Of the lines in the entries below, state how many hold the word "date". Say nothing else.
--- begin ---
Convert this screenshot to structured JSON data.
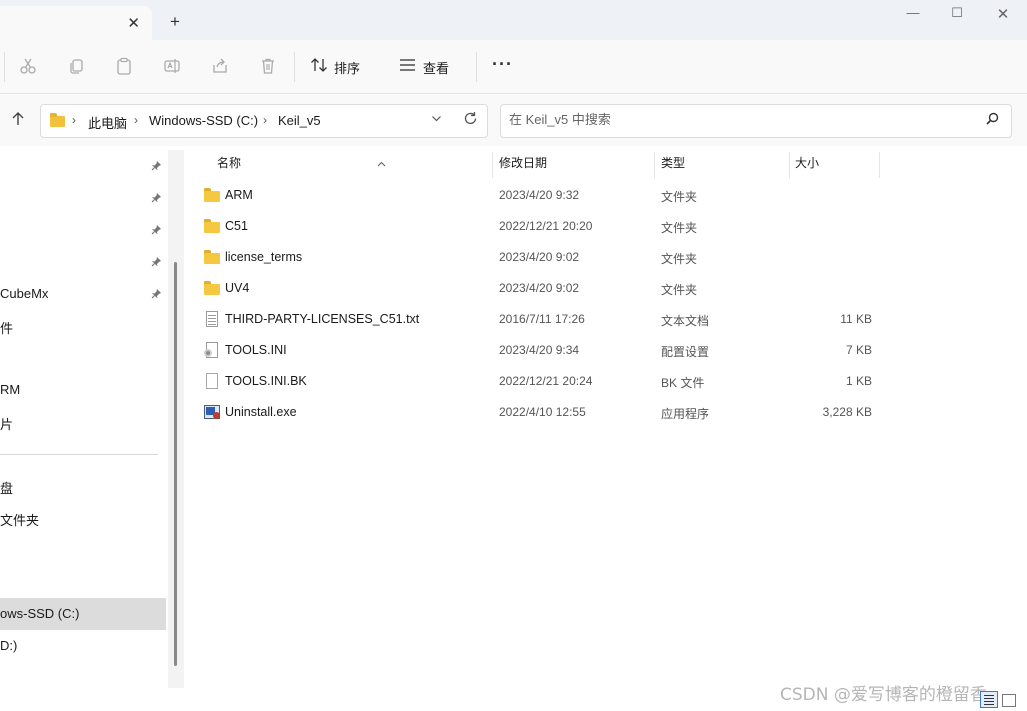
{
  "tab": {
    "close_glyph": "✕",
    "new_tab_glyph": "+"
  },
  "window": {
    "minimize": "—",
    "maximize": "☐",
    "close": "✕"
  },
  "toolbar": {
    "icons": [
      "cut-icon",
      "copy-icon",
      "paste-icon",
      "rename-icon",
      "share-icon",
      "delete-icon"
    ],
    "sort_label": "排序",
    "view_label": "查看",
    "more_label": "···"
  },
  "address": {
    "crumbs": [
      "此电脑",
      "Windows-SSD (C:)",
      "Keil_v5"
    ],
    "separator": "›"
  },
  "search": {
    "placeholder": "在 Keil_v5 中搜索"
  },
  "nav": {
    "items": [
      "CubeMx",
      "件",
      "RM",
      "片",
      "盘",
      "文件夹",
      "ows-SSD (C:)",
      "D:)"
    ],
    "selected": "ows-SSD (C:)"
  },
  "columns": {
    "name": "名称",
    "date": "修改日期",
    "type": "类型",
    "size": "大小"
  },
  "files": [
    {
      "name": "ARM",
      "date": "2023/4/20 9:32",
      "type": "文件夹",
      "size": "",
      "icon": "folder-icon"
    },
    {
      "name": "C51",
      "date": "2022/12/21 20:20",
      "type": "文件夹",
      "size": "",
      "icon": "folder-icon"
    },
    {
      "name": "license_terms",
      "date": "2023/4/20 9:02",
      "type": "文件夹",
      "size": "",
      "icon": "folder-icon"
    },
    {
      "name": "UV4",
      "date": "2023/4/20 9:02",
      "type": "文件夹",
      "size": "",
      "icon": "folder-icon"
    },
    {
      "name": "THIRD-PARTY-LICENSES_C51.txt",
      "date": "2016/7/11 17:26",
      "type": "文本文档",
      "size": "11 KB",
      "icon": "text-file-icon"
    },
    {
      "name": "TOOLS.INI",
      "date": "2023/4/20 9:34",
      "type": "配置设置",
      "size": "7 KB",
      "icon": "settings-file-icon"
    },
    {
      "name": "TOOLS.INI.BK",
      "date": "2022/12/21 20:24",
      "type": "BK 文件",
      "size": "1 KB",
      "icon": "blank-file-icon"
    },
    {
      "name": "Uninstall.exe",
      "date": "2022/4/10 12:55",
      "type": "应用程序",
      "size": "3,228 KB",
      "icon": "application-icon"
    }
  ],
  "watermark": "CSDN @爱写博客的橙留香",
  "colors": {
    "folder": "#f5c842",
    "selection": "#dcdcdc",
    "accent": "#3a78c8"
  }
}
--- end ---
*CORRECT RESPONSE*.
9